╭─ Brano proposto
Prendo in prestito il titolo di questa “anomala” compilation di covers dei Kiss (uscita per la C/Z in piena epoca grunge, con band quali Nirvana, Skin Yard, Bullet LaVolta, All, The Melvins, …), per introdurre la dissertazione sul loro concerto al Datch Forum di Assago. Era davvero difficile da credere, almeno fino a qualche tempo fa, che avrei avuto l’occasione di vedere i Kiss nella loro versione “originale”, quella che, nel bene o nel male, è la più vivida nell’immaginario collettivo di fans e denigratori vari.
Make-up, costumi di “scena”, moon-boots, fuochi d’artificio, esplosioni, insomma, tutto quel campionario che per tanto tempo è stato il vero trademark della band americana, prima che un cambiamento nelle “mode” e nei “tempi”, la facessero diventare (dopo il flirt con la nascente popolarità della disco-music) dapprima “solo” un’ottima band di hair-metal costretta a sgomitare per un “posto al sole” in mezzo ad un’agguerritissima concorrenza e poi addirittura una formazione che tentava di “aggiornarsi” attraverso contaminazioni che poco avevano da spartire con lo spirito “primitivo” del gruppo.
Si sa, ormai i ricorsi storici sono all’ordine del giorno e anche il variopinto circo del “Bacio” più famoso del mondo riprende il suo errare, includendo ben due tappe (il successo di Verona del 13 maggio ha convinto gli organizzatori a raddoppiare gli “sforzi”) della sua caleidoscopica esibizione nel nostro Belpaese.
L’evento non è, quindi, di quelli che possano passare inosservati, e poco importa se dietro le maschere di “The Spaceman” e di “The Catman” non ci sono Ace Frehley e Peter Criss, sostituiti rispettivamente da Tommy Thayer (un passato con Black 'N Blue, con una Kiss tribute band chiamata, ma guarda un po’, Cold Gin, nonché turnista dal corposo curriculum) ed Eric Singer (Alice Cooper, Black Sabbath, Badlands e fedele collaboratore “on call” del duo Stanley / Simmons) … questi sono i Kiss … nella variante che tutti anelano vedere “operare” su di un palco.
╰─
╭─ Dati forniti
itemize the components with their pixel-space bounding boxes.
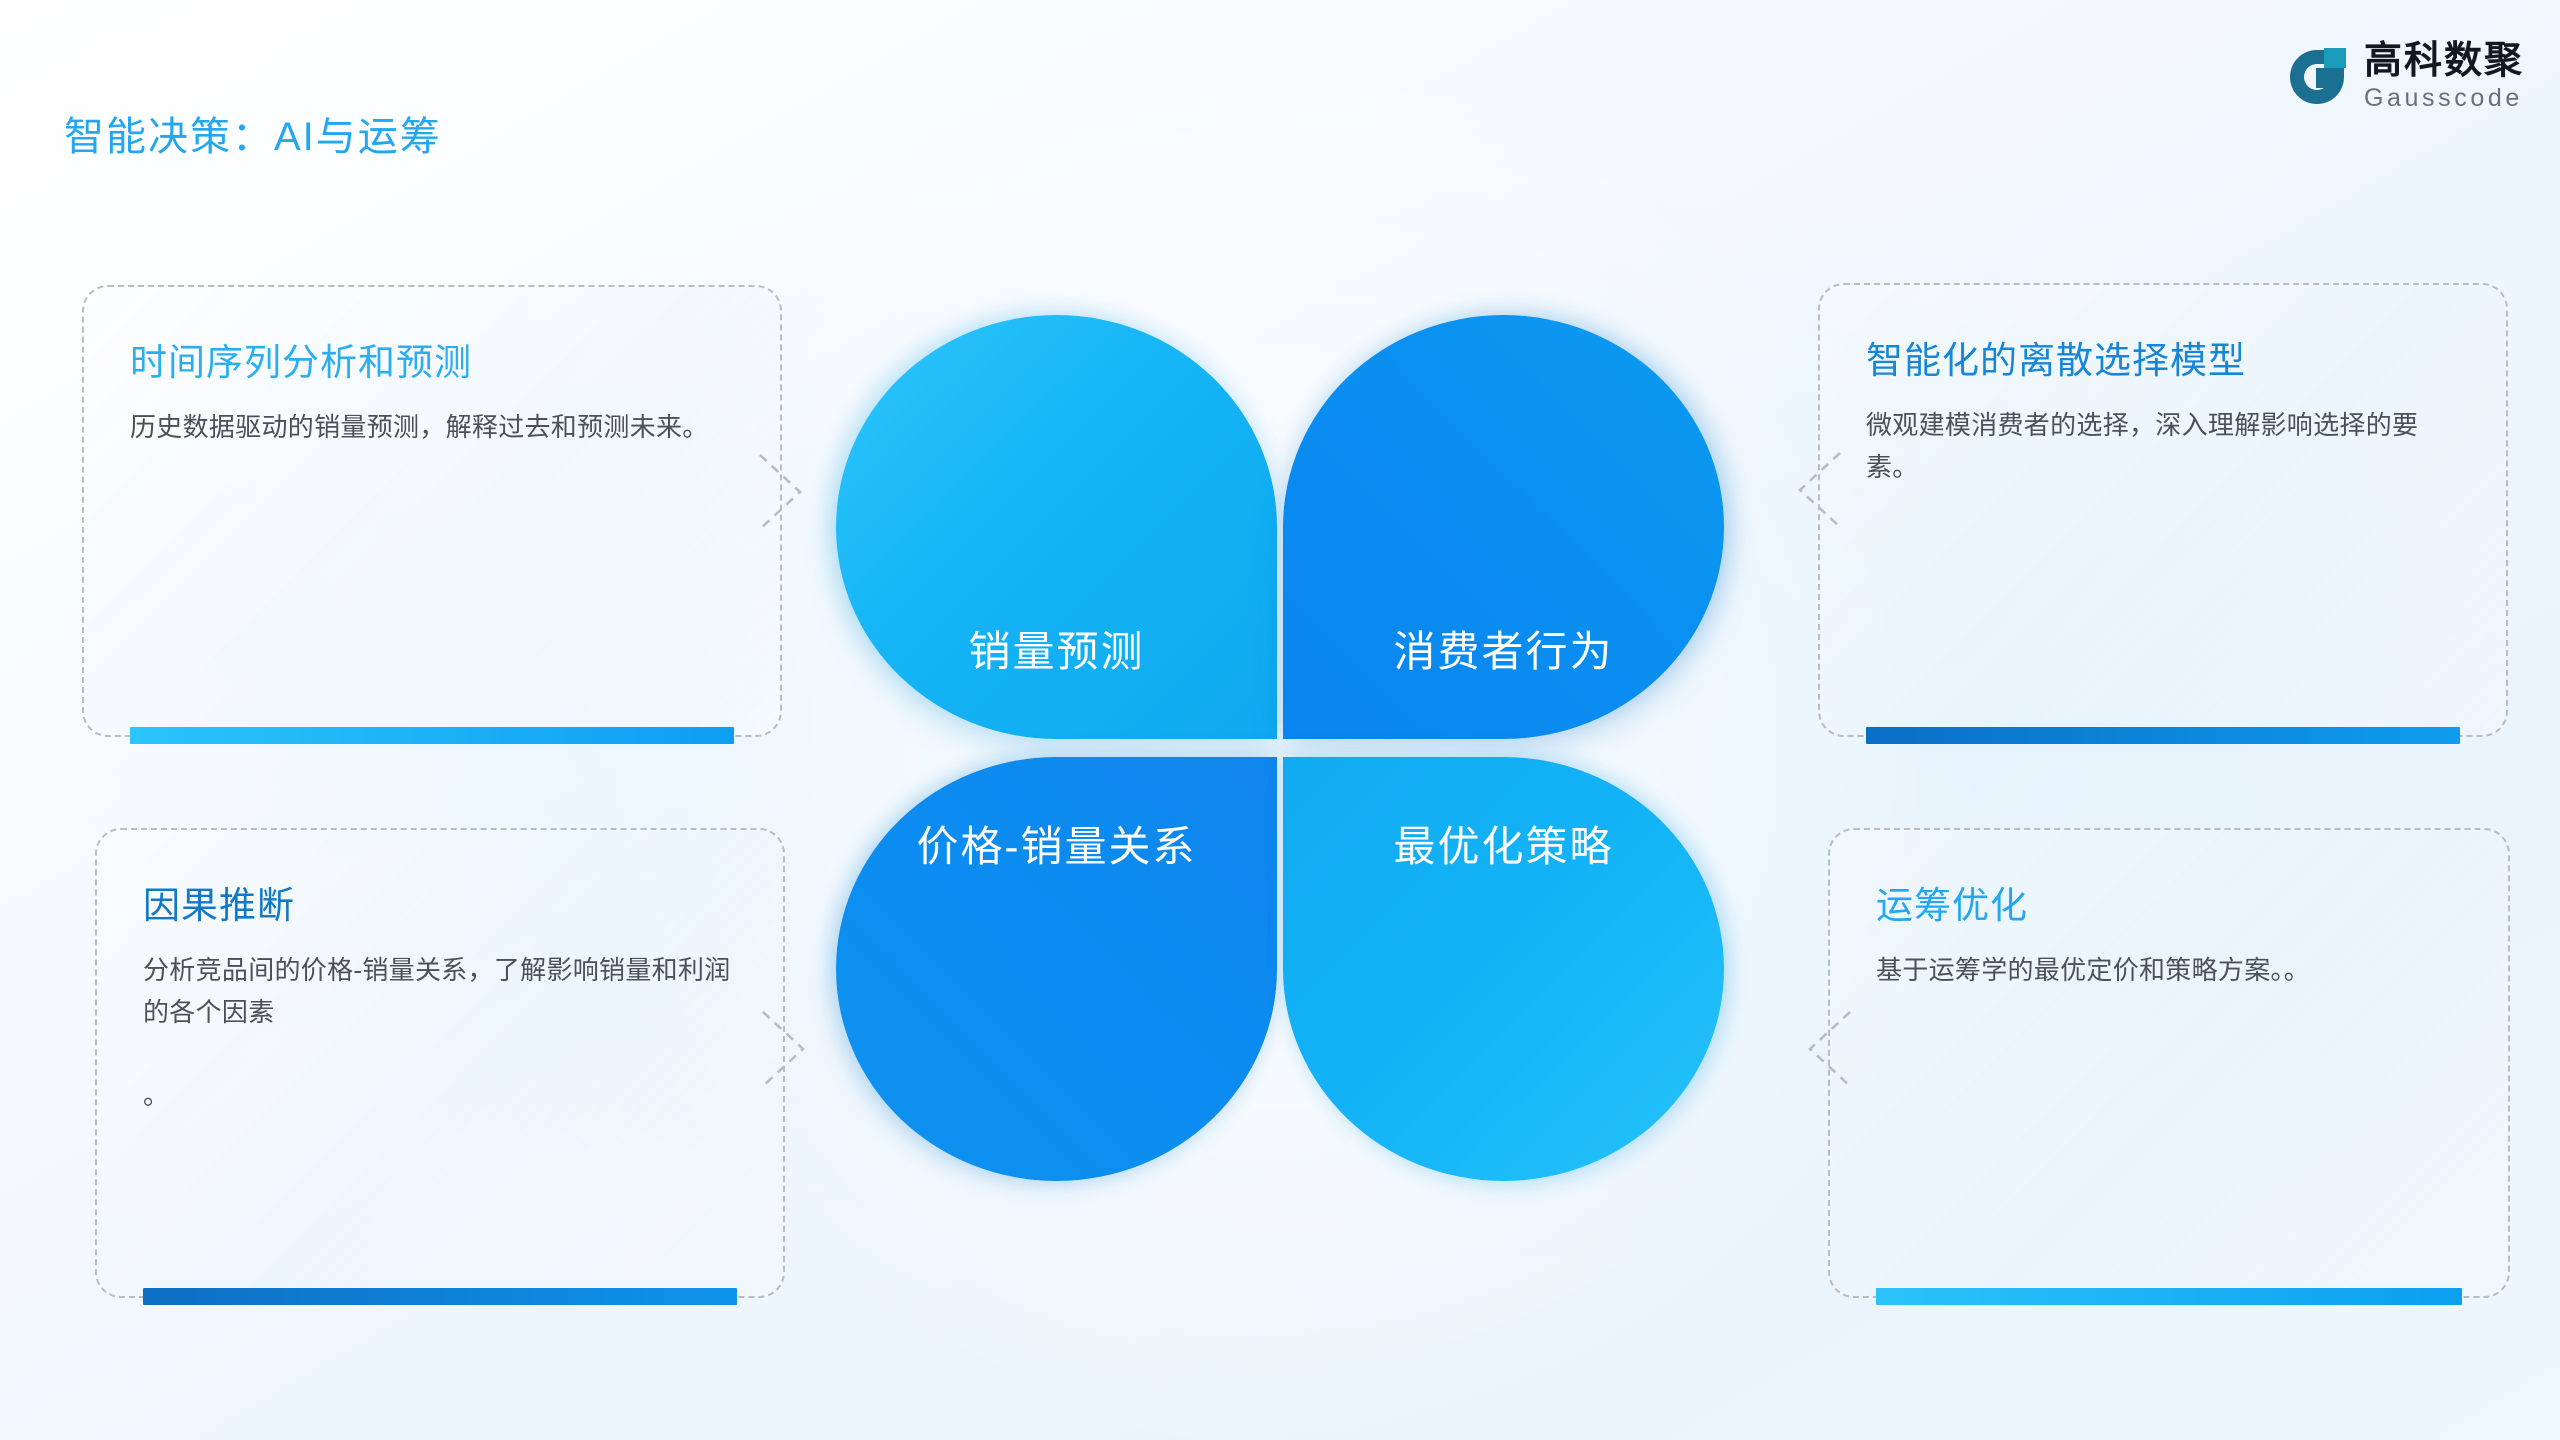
petal-label: 销量预测 [968,618,1144,679]
card-discrete-choice-model[interactable]: 智能化的离散选择模型 微观建模消费者的选择，深入理解影响选择的要素。 [1818,283,2508,737]
logo-wordmark: 高科数聚 Gausscode [2364,42,2524,111]
card-title: 时间序列分析和预测 [130,341,734,385]
gausscode-logo-icon [2286,46,2348,108]
card-title: 因果推断 [143,884,737,928]
card-time-series[interactable]: 时间序列分析和预测 历史数据驱动的销量预测，解释过去和预测未来。 [82,285,782,737]
card-title: 运筹优化 [1876,884,2462,928]
card-body: 分析竞品间的价格-销量关系，了解影响销量和利润的各个因素 。 [143,950,737,1116]
petal-label: 价格-销量关系 [917,813,1197,874]
chevron-left-icon [1796,453,1840,527]
card-body: 微观建模消费者的选择，深入理解影响选择的要素。 [1866,405,2460,488]
card-accent-bar [1866,727,2460,744]
petal-price-sales-relation[interactable]: 价格-销量关系 [836,757,1277,1181]
brand-logo: 高科数聚 Gausscode [2286,42,2524,111]
petal-optimization-strategy[interactable]: 最优化策略 [1283,757,1724,1181]
card-accent-bar [130,727,734,744]
petal-consumer-behavior[interactable]: 消费者行为 [1283,315,1724,739]
card-causal-inference[interactable]: 因果推断 分析竞品间的价格-销量关系，了解影响销量和利润的各个因素 。 [95,828,785,1298]
page-title: 智能决策：AI与运筹 [64,104,442,162]
logo-text-en: Gausscode [2364,86,2524,111]
card-accent-bar [1876,1288,2462,1305]
chevron-right-icon [760,455,804,529]
center-flower-diagram: 销量预测 消费者行为 价格-销量关系 最优化策略 [836,315,1724,1181]
petal-label: 最优化策略 [1393,813,1613,874]
chevron-right-icon [763,1012,807,1086]
card-operations-optimization[interactable]: 运筹优化 基于运筹学的最优定价和策略方案。。 [1828,828,2510,1298]
card-body: 历史数据驱动的销量预测，解释过去和预测未来。 [130,407,734,449]
chevron-left-icon [1806,1012,1850,1086]
card-body: 基于运筹学的最优定价和策略方案。。 [1876,950,2462,992]
slide-canvas: 智能决策：AI与运筹 高科数聚 Gausscode 销量预测 消费者行为 价格-… [0,0,2560,1440]
petal-label: 消费者行为 [1393,618,1613,679]
card-accent-bar [143,1288,737,1305]
petal-sales-forecast[interactable]: 销量预测 [836,315,1277,739]
logo-text-cn: 高科数聚 [2364,42,2524,80]
card-title: 智能化的离散选择模型 [1866,339,2460,383]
╰─
§ Esercizi da svolgere:
**a.** Nel brano proposto, chi ha preso il posto di Ace Frehley dietro la maschera di “The Spaceman”?
**b.** Riscrivi in forma più breve il paragrafo del brano proposto che comincia con “Si sa, ormai i ricorsi storici”, mantenendone le informazioni principali.
**c.** Trascrivi dal brano proposto il tratto che va da “Si sa, ormai” fino a “di un palco.”.
Le voci riportate provengono da un'altra fonte.

§ Soluzioni degli esercizi:
**a.** Tommy Thayer.

**b.** Tra i tanti ritorni al passato, anche i Kiss riprendono a girare con il loro spettacolo e fanno due tappe in Italia. Gli organizzatori hanno aggiunto la seconda data dopo il successo del concerto di Verona del 13 maggio.

**c.**
Si sa, ormai i ricorsi storici sono all’ordine del giorno e anche il variopinto circo del “Bacio” più famoso del mondo riprende il suo errare, includendo ben due tappe (il successo di Verona del 13 maggio ha convinto gli organizzatori a raddoppiare gli “sforzi”) della sua caleidoscopica esibizione nel nostro Belpaese.
L’evento non è, quindi, di quelli che possano passare inosservati, e poco importa se dietro le maschere di “The Spaceman” e di “The Catman” non ci sono Ace Frehley e Peter Criss, sostituiti rispettivamente da Tommy Thayer (un passato con Black 'N Blue, con una Kiss tribute band chiamata, ma guarda un po’, Cold Gin, nonché turnista dal corposo curriculum) ed Eric Singer (Alice Cooper, Black Sabbath, Badlands e fedele collaboratore “on call” del duo Stanley / Simmons) … questi sono i Kiss … nella variante che tutti anelano vedere “operare” su di un palco.